• Document section:

Bug 164342

Summary: Web Inspector: Associate Worker Resources with the Worker and not the Page
Product: WebKit Reporter: Joseph Pecoraro <joepeck>
Component: Web InspectorAssignee: Joseph Pecoraro <joepeck>
Status: RESOLVED FIXED    
Severity: Normal CC: achristensen, bburg, buildbot, cdumez, commit-queue, dbates, esprehn+autocc, japhet, joepeck, kangil.han, keith_miller, mark.lam, mattbaker, msaboff, nvasilyev, rniwa, saam, timothy, webkit-bug-importer, youennf
Priority: P2 Keywords: InRadar
Version: WebKit Nightly Build   
Hardware: All   
OS: All   
Attachments:
Description Flags
[PATCH] Proposed Fix
buildbot: commit-queue-
Archive of layout-test-results from ews113 for mac-yosemite
none
Archive of layout-test-results from ews100 for mac-yosemite
none
[PATCH] Proposed Fix timothy: review+, timothy: commit-queue-

Description Joseph Pecoraro 2016-11-02 14:52:56 PDT
Summary:
Associate Worker Resources with the Worker and not the Page

Test:
// worker.js
onmessage = function() {
    var xhr = new XMLHttpRequest;
    xhr.open("GET", "data.json?" + Date.now());
    xhr.send();
}

// test.html
<script>
let worker = new Worker("worker.js");
setInterval(() => {
    worker.postMessage("load");
}, 1000);

Steps to Reproduce:
1. Inspect test page
2. Show Resources sidebar
  => "worker.js" / "data.json" resources show up under the Page, expected them under the Worker

Notes:
- Scripts loaded in the worker (importScripts) are already associated with the Worker because we get that information differently
- Resources (e.g. XHRs, Fetch) are currently associated with the page because WebCore actually loads these through the Page

The problem we have to solve here is to who originally started a request and pass that data to Web Inspector so the frontend knows how to display that resource. There are two scenarios to consider:

    1. Web Inspector is already open when a load happens
      => Network.requestWillBeSent, Network.responseReceived/loadingFinished/loadingFailed
      => having the targetIdentifier here Web Inspector can act on this information.

    2. Web Inspector is opened after the load happened
      => Page.getResourceTree
      => Web Inspector has never shown XHR/Fetch/Media raw resource resources unless inspector is open
      => However we should not show "worker.js" as associated with the Page if it was the main resource of a Worker

Edge cases to consider:

    • new Worker("file-does-not-exist.js") => 404 should appear where?
    • new Worker("worker.js") => fronted doesn't know about this worker yet, so this resource will be pending for a future worker identifier
    • resource load is served from the Memory Cache and we do weird stuff (CachedResourceLoader::shouldContinueAfterNotifyingLoadedFromMemoryCache)

In terms of implementation. The ResourceRequest is the only object that seems to carry through from the person originally starting a request, persist through cached resource requests, and available when notifying resource load observers (e.g. Inspector). We could add an identifier that Inspector could use.

• Instructions to follow: Write what comes next in the bug report on Worker resources, starting after its final sentence. The listing that comes next is separate material with no connection to the bug report on Worker resources.

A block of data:
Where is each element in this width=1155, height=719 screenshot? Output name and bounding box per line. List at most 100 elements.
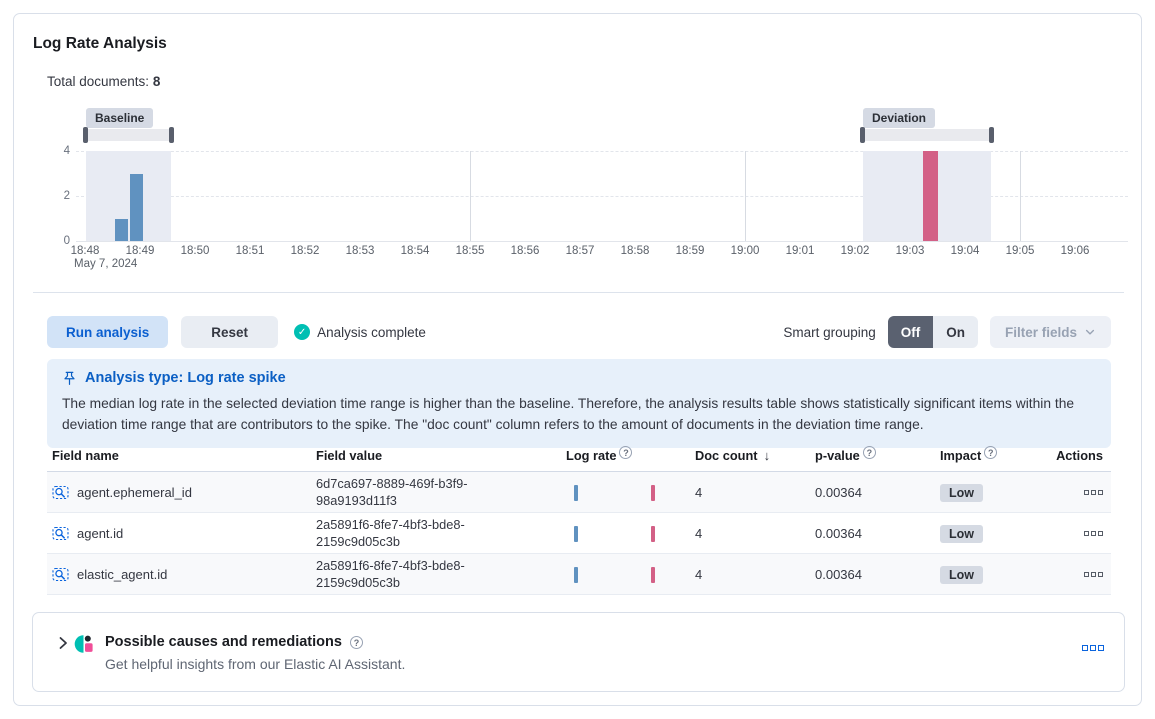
smart-grouping-label: Smart grouping <box>783 324 876 340</box>
smart-grouping-off-button[interactable]: Off <box>887 316 934 348</box>
x-tick-label: 18:57 <box>565 245 595 257</box>
panel-actions-button[interactable] <box>1082 645 1104 651</box>
deviation-brush-left-handle[interactable] <box>860 127 866 143</box>
deviation-bar <box>922 151 938 241</box>
doc-count-value: 4 <box>695 525 703 541</box>
chevron-down-icon <box>1085 329 1095 335</box>
y-tick-label: 4 <box>63 145 70 157</box>
callout-body: The median log rate in the selected devi… <box>62 396 1075 432</box>
y-tick-label: 2 <box>63 190 70 202</box>
x-tick-label: 18:50 <box>180 245 210 257</box>
field-filter-icon[interactable] <box>52 525 69 542</box>
doc-count-value: 4 <box>695 566 703 582</box>
field-name: elastic_agent.id <box>77 566 168 582</box>
baseline-mini-bar <box>574 485 578 501</box>
log-rate-mini-chart <box>566 554 691 594</box>
analysis-type-callout: Analysis type: Log rate spike The median… <box>47 359 1111 448</box>
gridline-y2 <box>76 196 1128 197</box>
field-filter-icon[interactable] <box>52 484 69 501</box>
smart-grouping-on-button[interactable]: On <box>933 316 978 348</box>
vertical-gridline <box>470 151 471 241</box>
deviation-mini-bar <box>651 567 655 583</box>
column-header-log-rate: Log rate? <box>566 446 691 471</box>
deviation-mini-bar <box>651 485 655 501</box>
filter-fields-label: Filter fields <box>1004 324 1077 340</box>
y-tick-label: 0 <box>63 235 70 247</box>
column-header-field-name: Field name <box>52 448 119 463</box>
deviation-brush[interactable] <box>860 127 994 143</box>
x-tick-label: 19:01 <box>785 245 815 257</box>
row-actions-button[interactable] <box>1084 530 1103 536</box>
analysis-status: ✓ Analysis complete <box>294 324 426 340</box>
total-documents: Total documents: 8 <box>47 74 160 89</box>
gridline-y4 <box>76 151 1128 152</box>
x-tick-label: 18:55 <box>455 245 485 257</box>
x-tick-label: 18:59 <box>675 245 705 257</box>
callout-title: Analysis type: Log rate spike <box>85 370 286 386</box>
controls-row: Run analysis Reset ✓ Analysis complete S… <box>47 316 1111 348</box>
impact-badge: Low <box>940 524 983 543</box>
analysis-status-text: Analysis complete <box>317 324 426 340</box>
vertical-gridline <box>1020 151 1021 241</box>
baseline-bar <box>114 218 128 241</box>
x-tick-label: 19:03 <box>895 245 925 257</box>
x-tick-label: 18:56 <box>510 245 540 257</box>
x-tick-label: 19:06 <box>1060 245 1090 257</box>
sort-descending-icon: ↓ <box>763 448 771 463</box>
x-tick-label: 18:53 <box>345 245 375 257</box>
row-actions-button[interactable] <box>1084 489 1103 495</box>
baseline-brush[interactable] <box>83 127 174 143</box>
analysis-results-table: Field name Field value Log rate? Doc cou… <box>47 446 1111 595</box>
field-value: 6d7ca697-8889-469f-b3f9-98a9193d11f3 <box>316 475 468 508</box>
x-tick-label: 19:04 <box>950 245 980 257</box>
p-value: 0.00364 <box>815 525 862 541</box>
help-question-icon: ? <box>349 635 363 649</box>
x-tick-label: 19:02 <box>840 245 870 257</box>
field-name: agent.ephemeral_id <box>77 484 192 500</box>
info-question-icon: ? <box>984 446 998 459</box>
table-header-row: Field name Field value Log rate? Doc cou… <box>47 446 1111 472</box>
p-value: 0.00364 <box>815 484 862 500</box>
run-analysis-button[interactable]: Run analysis <box>47 316 169 348</box>
baseline-badge: Baseline <box>86 108 154 128</box>
axis-date-label: May 7, 2024 <box>74 258 138 270</box>
table-body: agent.ephemeral_id 6d7ca697-8889-469f-b3… <box>47 472 1111 595</box>
filter-fields-button[interactable]: Filter fields <box>989 316 1111 348</box>
baseline-mini-bar <box>574 526 578 542</box>
impact-badge: Low <box>940 565 983 584</box>
row-actions-button[interactable] <box>1084 571 1103 577</box>
page-title: Log Rate Analysis <box>33 35 167 52</box>
doc-count-value: 4 <box>695 484 703 500</box>
info-question-icon: ? <box>619 446 633 459</box>
chevron-right-icon[interactable] <box>55 635 71 651</box>
deviation-mini-bar <box>651 526 655 542</box>
reset-button[interactable]: Reset <box>181 316 279 348</box>
vertical-gridline <box>745 151 746 241</box>
possible-causes-title-text: Possible causes and remediations <box>105 634 342 650</box>
table-row: agent.ephemeral_id 6d7ca697-8889-469f-b3… <box>47 472 1111 513</box>
baseline-region <box>86 151 171 241</box>
deviation-badge: Deviation <box>863 108 936 128</box>
column-header-actions: Actions <box>1056 448 1103 463</box>
x-tick-label: 18:54 <box>400 245 430 257</box>
x-tick-label: 19:05 <box>1005 245 1035 257</box>
column-header-p-value: p-value? <box>811 446 926 463</box>
x-tick-label: 18:51 <box>235 245 265 257</box>
field-filter-icon[interactable] <box>52 566 69 583</box>
baseline-brush-right-handle[interactable] <box>168 127 174 143</box>
elastic-ai-assistant-icon <box>74 635 93 653</box>
x-axis-line <box>76 241 1128 242</box>
info-question-icon: ? <box>862 446 876 459</box>
field-value: 2a5891f6-8fe7-4bf3-bde8-2159c9d05c3b <box>316 557 465 590</box>
deviation-brush-right-handle[interactable] <box>988 127 994 143</box>
smart-grouping-toggle: Off On <box>887 316 978 348</box>
x-tick-label: 18:49 <box>125 245 155 257</box>
column-header-doc-count[interactable]: Doc count ↓ <box>691 448 811 463</box>
baseline-bar <box>130 173 144 241</box>
log-rate-label: Log rate <box>566 448 617 463</box>
p-value-label: p-value <box>815 448 860 463</box>
divider <box>33 292 1124 293</box>
baseline-mini-bar <box>574 567 578 583</box>
baseline-brush-left-handle[interactable] <box>83 127 89 143</box>
log-rate-mini-chart <box>566 513 691 553</box>
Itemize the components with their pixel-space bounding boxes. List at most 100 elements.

• Task output:
On the frontend, this now means that a Target will need to maintain a list of Resources and Scripts, just like a Page's Frame contains Resources and Scripts. I'll probably end up duplicating a lot of the logic that Frame has here. Ideally we can unify that later, it is already a bit messy. (Frame.extraScripts vs DebuggerManager.scripts).
Comment 1 Radar WebKit Bug Importer 2016-11-02 14:53:21 PDT
<rdar://problem/29075775>
Comment 2 Joseph Pecoraro 2016-11-04 14:46:28 PDT
Created attachment 293933 [details]
[PATCH] Proposed Fix
Comment 3 Build Bot 2016-11-04 16:02:04 PDT
Comment on attachment 293933 [details]
[PATCH] Proposed Fix

Attachment 293933 [details] did not pass mac-debug-ews (mac):
Output: http://webkit-queues.webkit.org/results/2463814

New failing tests:
inspector/worker/resources-in-worker.html
Comment 4 Build Bot 2016-11-04 16:02:08 PDT
Created attachment 293946 [details]
Archive of layout-test-results from ews113 for mac-yosemite

The attached test failures were seen while running run-webkit-tests on the mac-debug-ews.
Bot: ews113  Port: mac-yosemite  Platform: Mac OS X 10.10.5
Comment 5 Build Bot 2016-11-04 16:03:55 PDT
Comment on attachment 293933 [details]
[PATCH] Proposed Fix

Attachment 293933 [details] did not pass mac-ews (mac):
Output: http://webkit-queues.webkit.org/results/2463847

New failing tests:
inspector/worker/resources-in-worker.html
Comment 6 Build Bot 2016-11-04 16:03:59 PDT
Created attachment 293947 [details]
Archive of layout-test-results from ews100 for mac-yosemite

The attached test failures were seen while running run-webkit-tests on the mac-ews.
Bot: ews100  Port: mac-yosemite  Platform: Mac OS X 10.10.5
Comment 7 Joseph Pecoraro 2016-11-04 16:33:18 PDT
WebKit1 failures. Curious!
Comment 8 Joseph Pecoraro 2016-11-04 19:08:46 PDT
Created attachment 293973 [details]
[PATCH] Proposed Fix
Comment 9 youenn fablet 2016-11-07 05:17:24 PST
Comment on attachment 293973 [details]
[PATCH] Proposed Fix

Here is some feedback related to the loading resource code part of the patch.

The patch seems mostly right to me.
That said, I am still not a big fan of adding the id to ResourceRequest.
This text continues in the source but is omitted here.